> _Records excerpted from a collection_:
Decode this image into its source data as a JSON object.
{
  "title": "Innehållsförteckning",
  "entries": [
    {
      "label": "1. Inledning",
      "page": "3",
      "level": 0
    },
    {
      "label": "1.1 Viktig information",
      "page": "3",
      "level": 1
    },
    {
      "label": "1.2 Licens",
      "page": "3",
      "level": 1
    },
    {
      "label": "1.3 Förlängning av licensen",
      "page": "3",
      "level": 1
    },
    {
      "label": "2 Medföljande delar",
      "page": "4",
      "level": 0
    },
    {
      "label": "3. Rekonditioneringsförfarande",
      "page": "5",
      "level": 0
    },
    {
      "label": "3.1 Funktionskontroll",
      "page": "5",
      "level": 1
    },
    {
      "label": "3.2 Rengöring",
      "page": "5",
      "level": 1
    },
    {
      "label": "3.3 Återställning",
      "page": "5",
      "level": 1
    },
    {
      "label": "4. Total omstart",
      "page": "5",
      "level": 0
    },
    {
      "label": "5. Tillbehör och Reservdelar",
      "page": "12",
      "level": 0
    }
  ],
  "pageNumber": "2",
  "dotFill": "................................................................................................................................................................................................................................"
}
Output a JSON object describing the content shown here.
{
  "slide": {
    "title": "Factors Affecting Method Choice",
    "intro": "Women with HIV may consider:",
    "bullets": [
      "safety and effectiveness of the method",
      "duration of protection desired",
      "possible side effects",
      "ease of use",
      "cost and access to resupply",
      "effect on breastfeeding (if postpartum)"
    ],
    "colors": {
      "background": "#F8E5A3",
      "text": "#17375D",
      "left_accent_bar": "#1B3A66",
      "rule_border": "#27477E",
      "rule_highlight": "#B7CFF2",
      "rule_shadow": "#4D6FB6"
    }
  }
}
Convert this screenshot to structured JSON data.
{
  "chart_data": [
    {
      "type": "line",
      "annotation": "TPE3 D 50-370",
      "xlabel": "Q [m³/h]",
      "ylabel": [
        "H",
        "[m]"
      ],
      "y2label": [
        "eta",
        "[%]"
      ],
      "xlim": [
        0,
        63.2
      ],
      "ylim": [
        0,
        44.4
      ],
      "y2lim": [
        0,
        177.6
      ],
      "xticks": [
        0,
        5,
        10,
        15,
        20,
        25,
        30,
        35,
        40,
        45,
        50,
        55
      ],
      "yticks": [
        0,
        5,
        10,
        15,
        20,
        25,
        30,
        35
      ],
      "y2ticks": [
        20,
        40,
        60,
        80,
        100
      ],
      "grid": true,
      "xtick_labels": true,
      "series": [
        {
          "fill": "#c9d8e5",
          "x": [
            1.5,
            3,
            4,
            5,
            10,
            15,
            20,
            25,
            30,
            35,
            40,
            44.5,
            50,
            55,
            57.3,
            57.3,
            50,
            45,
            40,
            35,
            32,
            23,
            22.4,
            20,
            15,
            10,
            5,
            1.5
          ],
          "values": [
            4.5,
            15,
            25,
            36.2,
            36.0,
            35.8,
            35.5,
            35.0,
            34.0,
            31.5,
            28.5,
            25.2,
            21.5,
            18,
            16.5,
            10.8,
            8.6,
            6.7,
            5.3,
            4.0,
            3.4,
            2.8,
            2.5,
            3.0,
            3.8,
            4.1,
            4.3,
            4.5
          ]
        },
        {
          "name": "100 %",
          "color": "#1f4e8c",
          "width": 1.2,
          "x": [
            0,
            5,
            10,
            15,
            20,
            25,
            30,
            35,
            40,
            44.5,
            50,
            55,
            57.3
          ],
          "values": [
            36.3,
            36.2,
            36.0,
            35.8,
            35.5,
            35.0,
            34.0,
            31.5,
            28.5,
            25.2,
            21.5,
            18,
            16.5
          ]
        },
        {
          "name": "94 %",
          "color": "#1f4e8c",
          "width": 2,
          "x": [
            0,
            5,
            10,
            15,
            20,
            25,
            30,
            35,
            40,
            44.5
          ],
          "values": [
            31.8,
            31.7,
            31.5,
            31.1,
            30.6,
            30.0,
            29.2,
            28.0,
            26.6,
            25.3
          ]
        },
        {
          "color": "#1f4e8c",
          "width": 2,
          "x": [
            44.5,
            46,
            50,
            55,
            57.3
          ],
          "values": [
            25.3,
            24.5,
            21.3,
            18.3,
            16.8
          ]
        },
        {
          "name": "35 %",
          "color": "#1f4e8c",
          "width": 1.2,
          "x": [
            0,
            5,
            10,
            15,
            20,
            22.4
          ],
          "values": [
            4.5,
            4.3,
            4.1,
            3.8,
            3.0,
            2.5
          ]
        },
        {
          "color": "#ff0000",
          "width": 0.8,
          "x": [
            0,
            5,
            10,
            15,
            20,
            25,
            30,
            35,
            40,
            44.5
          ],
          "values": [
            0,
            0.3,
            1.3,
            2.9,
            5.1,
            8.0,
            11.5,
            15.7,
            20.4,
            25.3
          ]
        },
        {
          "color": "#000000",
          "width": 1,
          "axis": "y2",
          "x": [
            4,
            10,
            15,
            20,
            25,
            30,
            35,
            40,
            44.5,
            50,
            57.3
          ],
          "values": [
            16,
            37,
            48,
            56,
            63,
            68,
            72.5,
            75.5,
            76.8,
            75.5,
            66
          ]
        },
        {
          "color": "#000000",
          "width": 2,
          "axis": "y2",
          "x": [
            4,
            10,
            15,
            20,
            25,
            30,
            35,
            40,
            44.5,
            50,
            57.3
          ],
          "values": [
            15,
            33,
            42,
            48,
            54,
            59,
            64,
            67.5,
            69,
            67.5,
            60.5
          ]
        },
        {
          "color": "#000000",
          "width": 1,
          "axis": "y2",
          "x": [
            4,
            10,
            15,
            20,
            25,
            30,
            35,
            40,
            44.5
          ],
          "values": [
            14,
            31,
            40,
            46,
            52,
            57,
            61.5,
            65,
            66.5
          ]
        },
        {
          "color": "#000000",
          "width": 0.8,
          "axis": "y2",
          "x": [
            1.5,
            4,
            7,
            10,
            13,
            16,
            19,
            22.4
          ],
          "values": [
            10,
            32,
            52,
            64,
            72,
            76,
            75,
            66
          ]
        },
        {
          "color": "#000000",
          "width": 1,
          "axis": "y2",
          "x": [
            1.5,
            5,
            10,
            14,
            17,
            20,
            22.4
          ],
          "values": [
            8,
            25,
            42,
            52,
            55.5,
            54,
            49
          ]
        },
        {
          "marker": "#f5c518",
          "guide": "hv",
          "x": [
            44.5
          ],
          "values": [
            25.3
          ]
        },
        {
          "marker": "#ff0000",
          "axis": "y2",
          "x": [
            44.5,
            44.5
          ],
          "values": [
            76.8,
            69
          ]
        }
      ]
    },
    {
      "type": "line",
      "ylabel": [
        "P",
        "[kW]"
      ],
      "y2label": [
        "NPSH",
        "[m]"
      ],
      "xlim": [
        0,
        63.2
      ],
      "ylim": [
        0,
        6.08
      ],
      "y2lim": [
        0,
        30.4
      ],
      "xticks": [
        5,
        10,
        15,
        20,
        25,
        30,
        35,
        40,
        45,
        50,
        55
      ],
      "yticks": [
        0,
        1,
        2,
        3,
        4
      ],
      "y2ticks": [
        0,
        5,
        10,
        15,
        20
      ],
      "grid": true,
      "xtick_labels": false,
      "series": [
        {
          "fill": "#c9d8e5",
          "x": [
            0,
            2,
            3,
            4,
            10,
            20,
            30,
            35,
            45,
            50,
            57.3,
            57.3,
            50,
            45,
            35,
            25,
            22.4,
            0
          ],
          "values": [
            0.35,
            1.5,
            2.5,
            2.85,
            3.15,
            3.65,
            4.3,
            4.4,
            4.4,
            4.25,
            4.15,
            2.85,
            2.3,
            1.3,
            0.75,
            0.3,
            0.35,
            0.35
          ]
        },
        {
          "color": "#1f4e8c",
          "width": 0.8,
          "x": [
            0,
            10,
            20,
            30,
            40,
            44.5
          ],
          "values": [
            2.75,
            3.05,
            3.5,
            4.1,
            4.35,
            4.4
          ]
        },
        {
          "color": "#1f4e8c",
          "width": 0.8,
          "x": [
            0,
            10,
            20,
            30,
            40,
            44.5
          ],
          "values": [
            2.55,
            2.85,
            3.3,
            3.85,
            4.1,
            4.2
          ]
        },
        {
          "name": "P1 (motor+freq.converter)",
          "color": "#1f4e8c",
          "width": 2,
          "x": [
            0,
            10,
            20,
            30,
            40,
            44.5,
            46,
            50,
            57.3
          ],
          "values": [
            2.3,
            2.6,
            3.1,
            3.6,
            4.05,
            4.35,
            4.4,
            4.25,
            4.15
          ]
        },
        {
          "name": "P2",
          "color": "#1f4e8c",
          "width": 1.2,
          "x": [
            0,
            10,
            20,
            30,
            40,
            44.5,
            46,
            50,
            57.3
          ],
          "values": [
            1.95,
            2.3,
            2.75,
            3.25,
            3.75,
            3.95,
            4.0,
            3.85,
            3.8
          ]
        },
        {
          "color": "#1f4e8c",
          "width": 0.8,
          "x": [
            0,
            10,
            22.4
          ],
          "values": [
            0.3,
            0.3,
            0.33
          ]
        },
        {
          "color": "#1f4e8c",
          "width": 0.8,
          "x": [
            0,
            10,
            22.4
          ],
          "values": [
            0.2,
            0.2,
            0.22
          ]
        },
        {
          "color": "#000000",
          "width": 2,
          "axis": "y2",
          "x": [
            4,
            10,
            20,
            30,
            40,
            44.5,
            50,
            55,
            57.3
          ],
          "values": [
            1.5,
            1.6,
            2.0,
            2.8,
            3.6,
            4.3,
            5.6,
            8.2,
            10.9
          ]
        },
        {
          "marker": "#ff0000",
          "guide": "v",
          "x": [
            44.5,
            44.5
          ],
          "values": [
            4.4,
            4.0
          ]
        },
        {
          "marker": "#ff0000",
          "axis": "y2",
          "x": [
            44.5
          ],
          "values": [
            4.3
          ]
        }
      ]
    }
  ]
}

> _Objective_: Find the lines that include the string "this", then copy each of them.

> _Answer in full_:
Decode this image into its source data as a JSON object.
Convert this screenshot to structured JSON data.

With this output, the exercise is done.